== Required work ==
Give the number of lines containing the word "Республика", and nothing else.
--- BEGIN Material shown ---
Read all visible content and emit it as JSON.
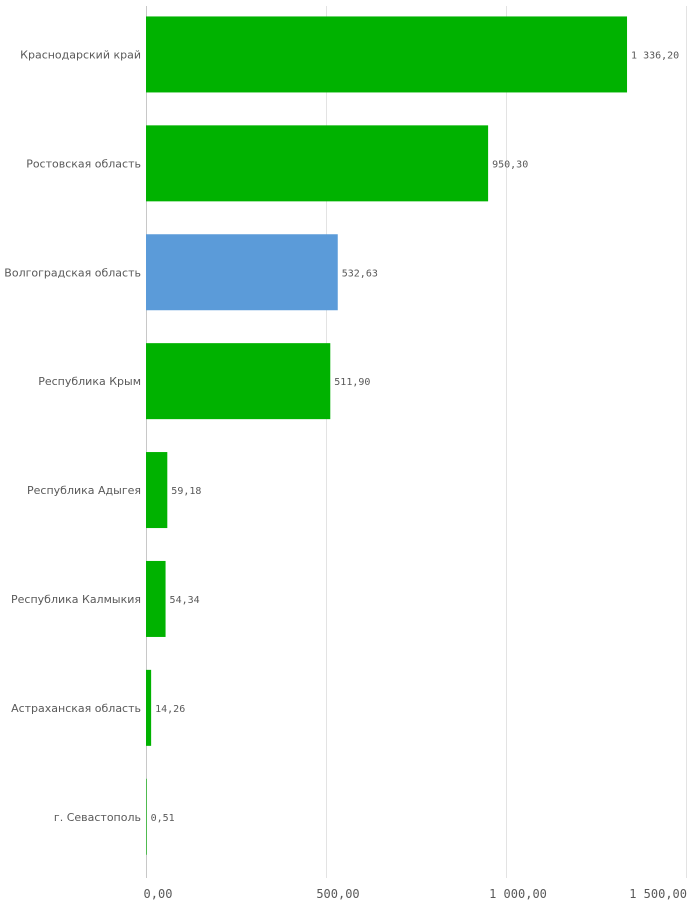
{
  "chart_data": {
    "type": "bar",
    "orientation": "horizontal",
    "categories": [
      "Краснодарский край",
      "Ростовская область",
      "Волгоградская область",
      "Республика Крым",
      "Республика Адыгея",
      "Республика Калмыкия",
      "Астраханская область",
      "г. Севастополь"
    ],
    "values": [
      1336.2,
      950.3,
      532.63,
      511.9,
      59.18,
      54.34,
      14.26,
      0.51
    ],
    "value_labels": [
      "1 336,20",
      "950,30",
      "532,63",
      "511,90",
      "59,18",
      "54,34",
      "14,26",
      "0,51"
    ],
    "highlighted_index": 2,
    "colors": {
      "bar": "#00b200",
      "highlight": "#5b9bd9"
    },
    "xlim": [
      0,
      1500
    ],
    "x_ticks": [
      0,
      500,
      1000,
      1500
    ],
    "x_tick_labels": [
      "0,00",
      "500,00",
      "1 000,00",
      "1 500,00"
    ],
    "grid": true,
    "legend": "none",
    "title": "",
    "xlabel": "",
    "ylabel": ""
  }
}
--- END Material shown ---
== Response ==
3